>>>

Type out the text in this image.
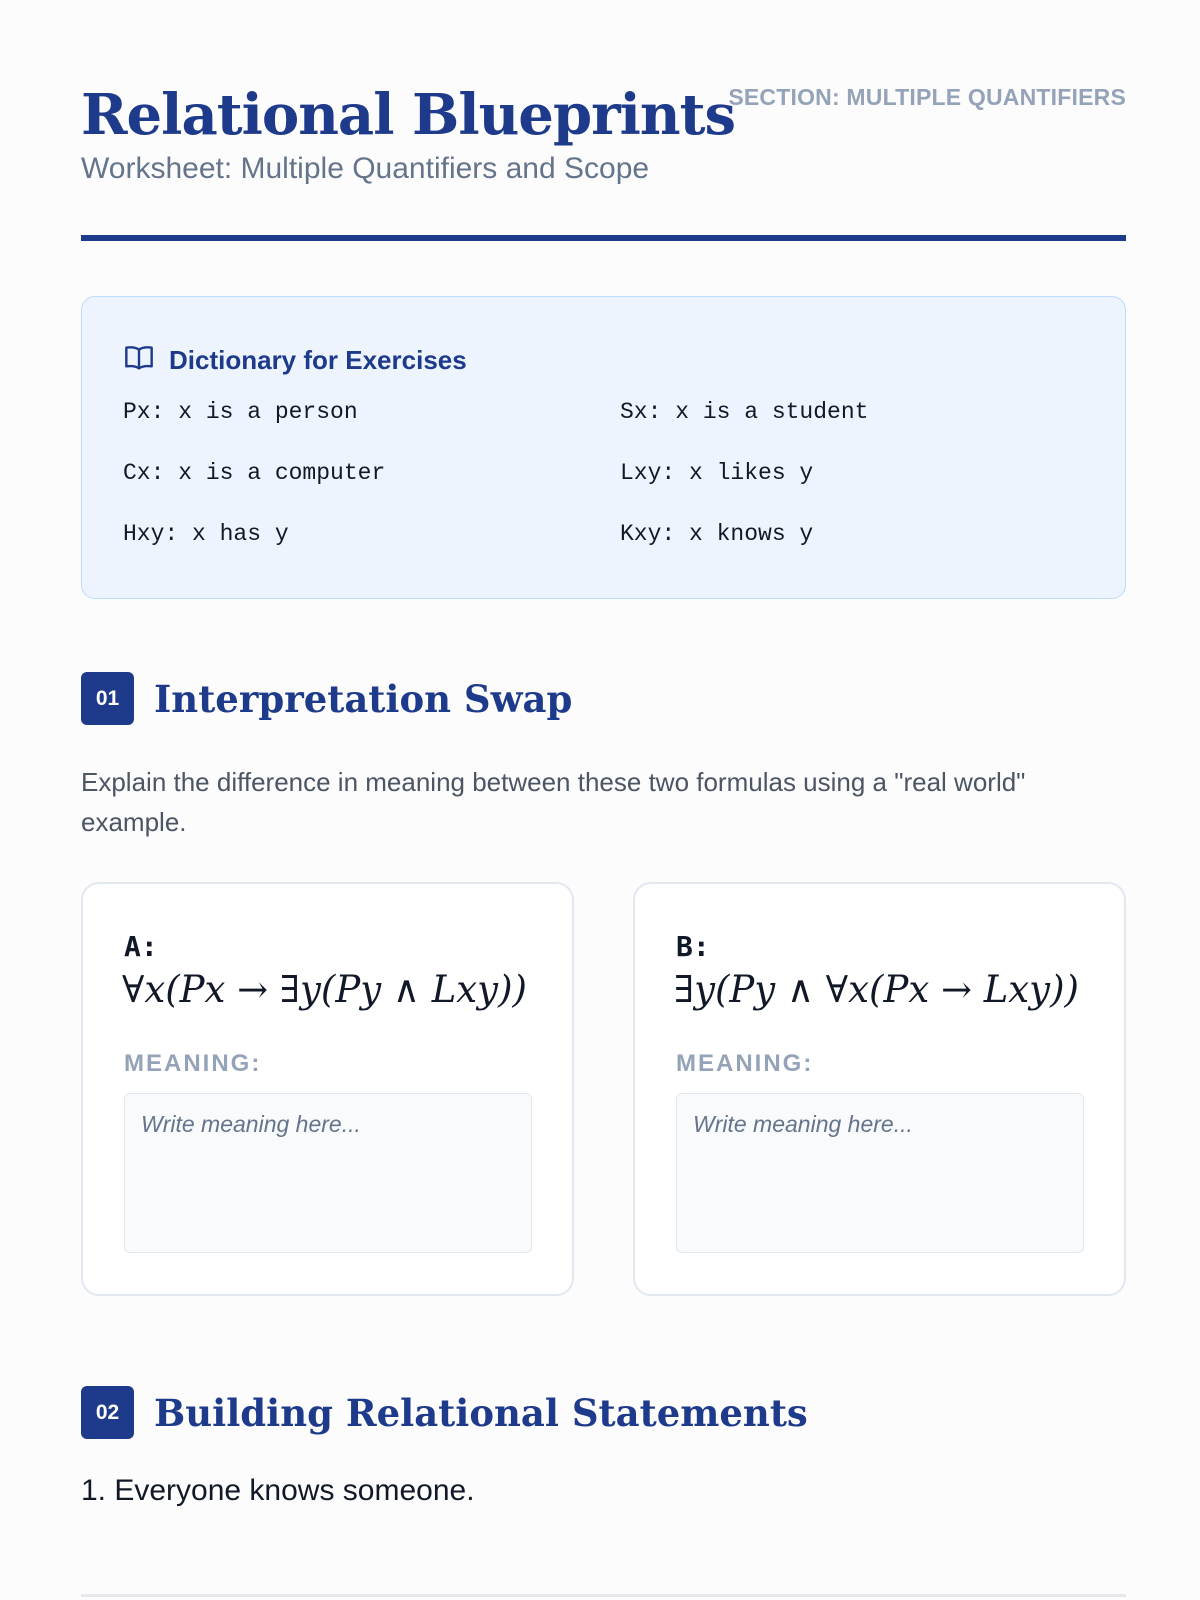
Relational Blueprints
Worksheet: Multiple Quantifiers and Scope
SECTION: MULTIPLE QUANTIFIERS
Dictionary for Exercises
Px: x is a person	Sx: x is a student
Cx: x is a computer	Lxy: x likes y
Hxy: x has y	Kxy: x knows y
01 Interpretation Swap
Explain the difference in meaning between these two formulas using a "real world" example.
A:
∀x(Px → ∃y(Py ∧ Lxy))
MEANING:
Write meaning here...
B:
∃y(Py ∧ ∀x(Px → Lxy))
MEANING:
Write meaning here...
02 Building Relational Statements
1. Everyone knows someone.
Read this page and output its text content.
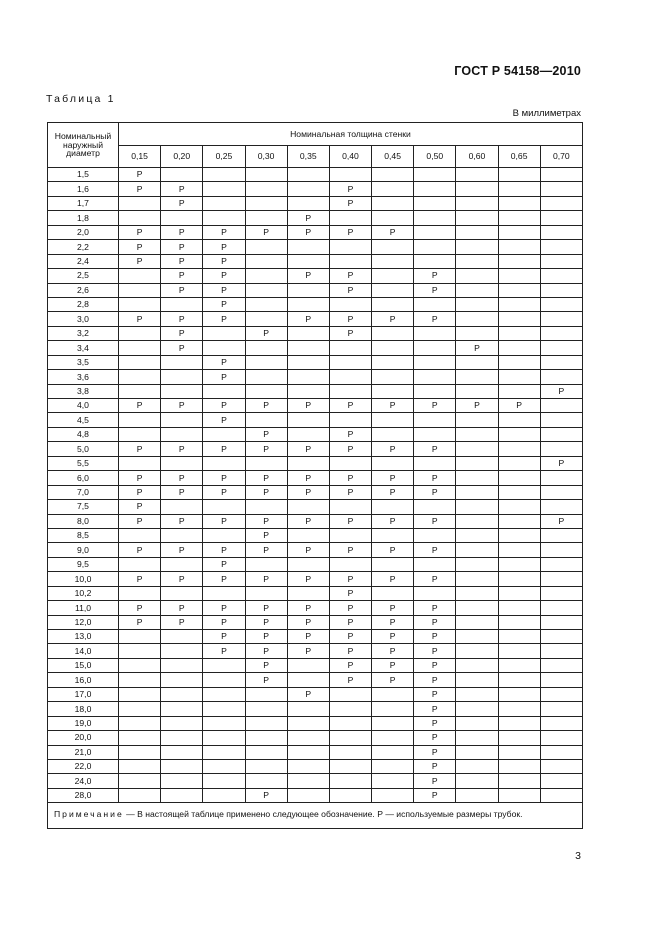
ГОСТ Р 54158—2010
Таблица 1
В миллиметрах
Номинальный
наружный
диаметр	Номинальная толщина стенки										
	0,15	0,20	0,25	0,30	0,35	0,40	0,45	0,50	0,60	0,65	0,70
1,5	Р										
1,6	Р	Р				Р					
1,7		Р				Р					
1,8					Р						
2,0	Р	Р	Р	Р	Р	Р	Р				
2,2	Р	Р	Р								
2,4	Р	Р	Р								
2,5		Р	Р		Р	Р		Р			
2,6		Р	Р			Р		Р			
2,8			Р								
3,0	Р	Р	Р		Р	Р	Р	Р			
3,2		Р		Р		Р					
3,4		Р							Р		
3,5			Р								
3,6			Р								
3,8											Р
4,0	Р	Р	Р	Р	Р	Р	Р	Р	Р	Р	
4,5			Р								
4,8				Р		Р					
5,0	Р	Р	Р	Р	Р	Р	Р	Р			
5,5											Р
6,0	Р	Р	Р	Р	Р	Р	Р	Р			
7,0	Р	Р	Р	Р	Р	Р	Р	Р			
7,5	Р										
8,0	Р	Р	Р	Р	Р	Р	Р	Р			Р
8,5				Р							
9,0	Р	Р	Р	Р	Р	Р	Р	Р			
9,5			Р								
10,0	Р	Р	Р	Р	Р	Р	Р	Р			
10,2						Р					
11,0	Р	Р	Р	Р	Р	Р	Р	Р			
12,0	Р	Р	Р	Р	Р	Р	Р	Р			
13,0			Р	Р	Р	Р	Р	Р			
14,0			Р	Р	Р	Р	Р	Р			
15,0				Р		Р	Р	Р			
16,0				Р		Р	Р	Р			
17,0					Р			Р			
18,0								Р			
19,0								Р			
20,0								Р			
21,0								Р			
22,0								Р			
24,0								Р			
28,0				Р				Р			
Примечание — В настоящей таблице применено следующее обозначение. Р — используемые размеры трубок.											
3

<<<

#### Prompt
Check each line of the records for the word "text", and show the lines that contain it.

#### Written solution
Type out the text in this image.
Read this page and output its text content.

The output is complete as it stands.